▸ **Problem requirements**
Below are some records. Pull every line that contains the word "dados".

— Begin Data to use —

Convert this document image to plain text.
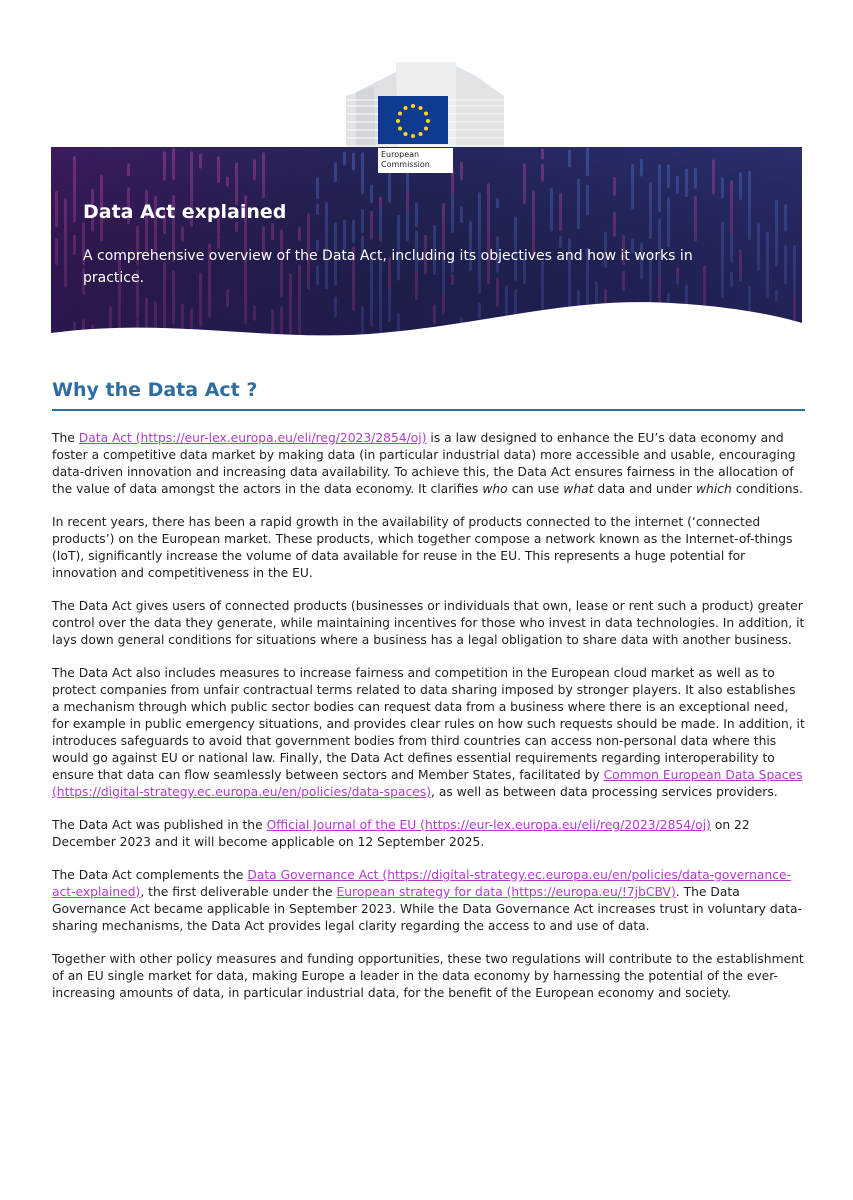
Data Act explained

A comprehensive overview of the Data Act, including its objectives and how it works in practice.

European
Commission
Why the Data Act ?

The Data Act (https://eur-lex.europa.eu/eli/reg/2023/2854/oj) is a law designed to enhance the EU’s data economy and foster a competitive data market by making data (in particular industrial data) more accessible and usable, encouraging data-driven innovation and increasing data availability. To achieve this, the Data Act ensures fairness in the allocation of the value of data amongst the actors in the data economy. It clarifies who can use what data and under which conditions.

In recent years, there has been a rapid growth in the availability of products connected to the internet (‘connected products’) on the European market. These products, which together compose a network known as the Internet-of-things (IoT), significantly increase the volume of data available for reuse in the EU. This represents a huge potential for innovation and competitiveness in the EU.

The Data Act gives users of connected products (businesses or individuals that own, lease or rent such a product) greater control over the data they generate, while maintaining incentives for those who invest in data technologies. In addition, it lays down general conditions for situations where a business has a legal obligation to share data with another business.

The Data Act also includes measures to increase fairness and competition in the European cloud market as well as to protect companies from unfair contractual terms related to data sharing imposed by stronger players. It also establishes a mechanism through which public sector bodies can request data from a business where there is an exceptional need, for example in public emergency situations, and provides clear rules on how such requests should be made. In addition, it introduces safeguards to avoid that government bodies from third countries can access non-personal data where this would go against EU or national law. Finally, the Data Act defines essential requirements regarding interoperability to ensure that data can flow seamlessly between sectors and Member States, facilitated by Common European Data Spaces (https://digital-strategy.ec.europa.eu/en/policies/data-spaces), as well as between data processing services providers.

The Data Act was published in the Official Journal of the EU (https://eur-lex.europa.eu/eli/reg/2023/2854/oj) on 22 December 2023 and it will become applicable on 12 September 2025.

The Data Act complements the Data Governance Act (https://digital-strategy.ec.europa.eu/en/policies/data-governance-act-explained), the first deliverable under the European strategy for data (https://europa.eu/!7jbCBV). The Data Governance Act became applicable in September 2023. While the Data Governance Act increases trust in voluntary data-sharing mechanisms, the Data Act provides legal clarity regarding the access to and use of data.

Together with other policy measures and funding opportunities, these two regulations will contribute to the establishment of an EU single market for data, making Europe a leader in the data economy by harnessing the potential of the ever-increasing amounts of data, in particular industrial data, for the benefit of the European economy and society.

— End Data to use —
— Begin Data to use —

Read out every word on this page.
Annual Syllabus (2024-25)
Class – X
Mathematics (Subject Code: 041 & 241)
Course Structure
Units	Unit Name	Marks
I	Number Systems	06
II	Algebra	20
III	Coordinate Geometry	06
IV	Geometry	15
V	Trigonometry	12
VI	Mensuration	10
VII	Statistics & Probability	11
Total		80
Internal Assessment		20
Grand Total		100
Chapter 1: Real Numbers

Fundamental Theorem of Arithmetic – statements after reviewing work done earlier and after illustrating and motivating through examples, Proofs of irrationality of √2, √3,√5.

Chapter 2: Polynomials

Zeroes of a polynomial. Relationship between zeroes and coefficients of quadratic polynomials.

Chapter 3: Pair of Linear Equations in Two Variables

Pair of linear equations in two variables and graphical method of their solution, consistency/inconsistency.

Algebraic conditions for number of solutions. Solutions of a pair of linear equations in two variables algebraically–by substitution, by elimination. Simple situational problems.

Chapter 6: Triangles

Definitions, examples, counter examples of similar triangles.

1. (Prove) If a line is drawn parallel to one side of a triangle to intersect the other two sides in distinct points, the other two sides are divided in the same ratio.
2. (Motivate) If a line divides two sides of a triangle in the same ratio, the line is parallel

— End Data to use —
— Begin Data to use —

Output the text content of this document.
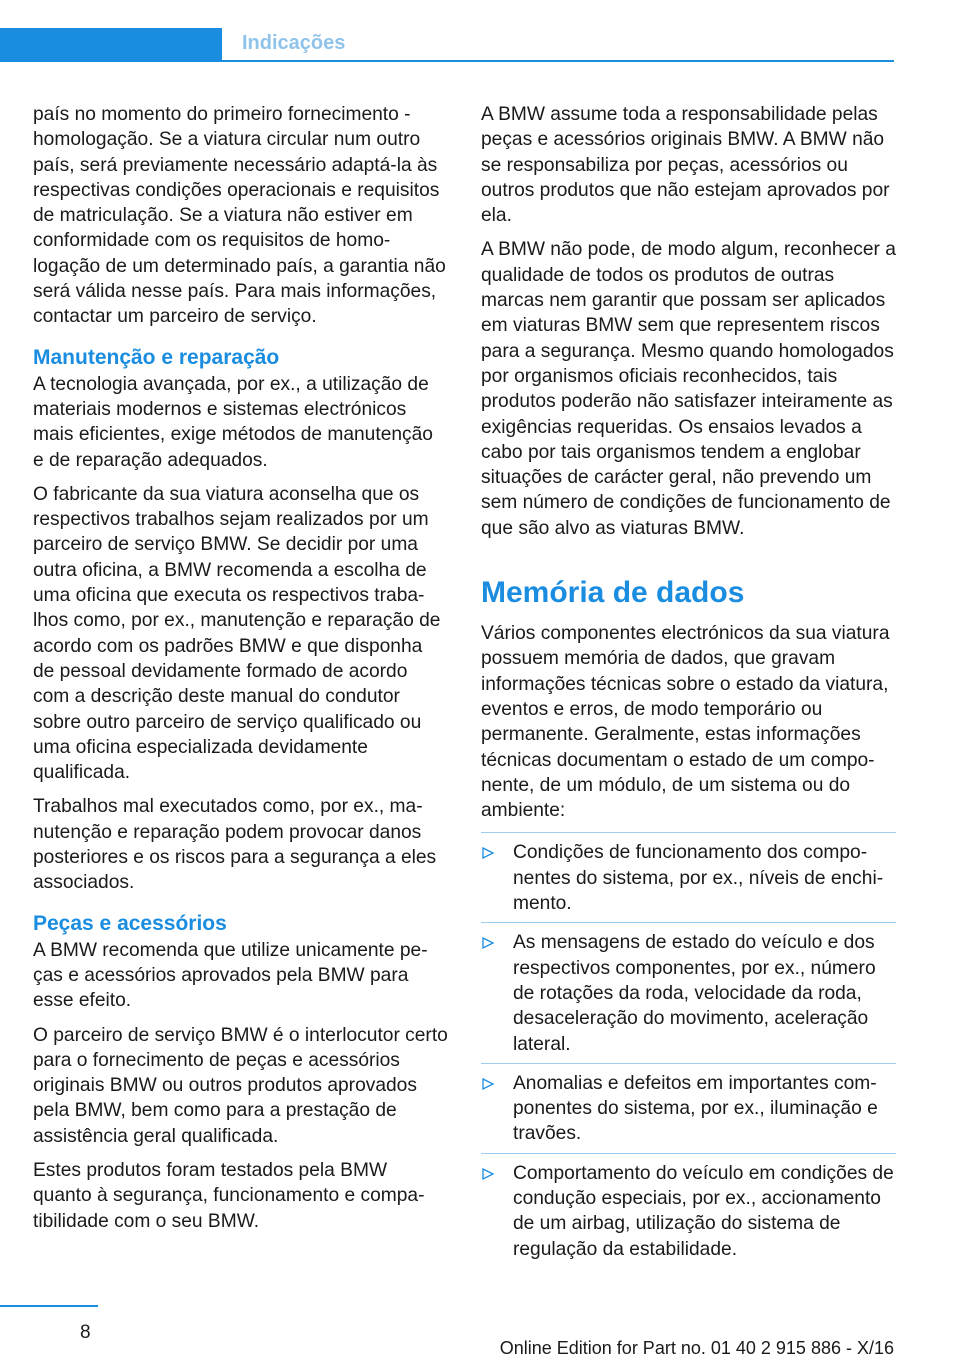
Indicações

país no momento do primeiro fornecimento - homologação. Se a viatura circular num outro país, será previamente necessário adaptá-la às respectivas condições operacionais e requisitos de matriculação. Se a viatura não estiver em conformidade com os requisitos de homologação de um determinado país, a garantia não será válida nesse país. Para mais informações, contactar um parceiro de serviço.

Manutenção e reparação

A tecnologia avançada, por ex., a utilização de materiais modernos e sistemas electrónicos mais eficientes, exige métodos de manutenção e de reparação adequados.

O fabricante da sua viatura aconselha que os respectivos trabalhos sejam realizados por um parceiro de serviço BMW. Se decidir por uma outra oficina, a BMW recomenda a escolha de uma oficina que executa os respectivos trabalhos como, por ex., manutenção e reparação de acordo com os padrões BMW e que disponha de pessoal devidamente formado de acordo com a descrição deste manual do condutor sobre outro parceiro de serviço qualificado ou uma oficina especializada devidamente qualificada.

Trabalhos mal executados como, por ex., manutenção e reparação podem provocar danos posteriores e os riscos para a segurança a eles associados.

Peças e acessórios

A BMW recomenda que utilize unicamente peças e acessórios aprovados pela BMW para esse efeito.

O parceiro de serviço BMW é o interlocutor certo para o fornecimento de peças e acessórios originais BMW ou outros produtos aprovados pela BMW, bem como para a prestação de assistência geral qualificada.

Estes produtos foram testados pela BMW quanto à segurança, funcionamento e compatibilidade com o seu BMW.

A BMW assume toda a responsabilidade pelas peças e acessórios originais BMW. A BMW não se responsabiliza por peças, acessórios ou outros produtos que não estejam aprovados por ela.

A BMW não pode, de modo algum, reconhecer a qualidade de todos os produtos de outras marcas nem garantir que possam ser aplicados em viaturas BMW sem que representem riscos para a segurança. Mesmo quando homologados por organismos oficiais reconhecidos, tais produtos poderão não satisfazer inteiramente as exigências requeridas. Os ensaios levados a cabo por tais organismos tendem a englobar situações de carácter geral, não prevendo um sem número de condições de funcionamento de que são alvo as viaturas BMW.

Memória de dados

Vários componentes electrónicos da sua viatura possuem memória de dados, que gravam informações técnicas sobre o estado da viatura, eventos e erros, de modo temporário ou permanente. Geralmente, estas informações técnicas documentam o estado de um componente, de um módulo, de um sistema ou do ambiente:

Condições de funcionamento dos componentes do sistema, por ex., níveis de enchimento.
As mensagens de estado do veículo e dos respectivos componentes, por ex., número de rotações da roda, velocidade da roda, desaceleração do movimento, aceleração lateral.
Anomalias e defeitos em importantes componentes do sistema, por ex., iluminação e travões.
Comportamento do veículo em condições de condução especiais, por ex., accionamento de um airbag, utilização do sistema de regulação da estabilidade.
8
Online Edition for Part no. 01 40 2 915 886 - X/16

— End Data to use —

▸ **Expected answer**
Memória de dados
Vários componentes electrónicos da sua viatura possuem memória de dados, que gravam informações técnicas sobre o estado da viatura, eventos e erros, de modo temporário ou permanente. Geralmente, estas informações técnicas documentam o estado de um componente, de um módulo, de um sistema ou do ambiente:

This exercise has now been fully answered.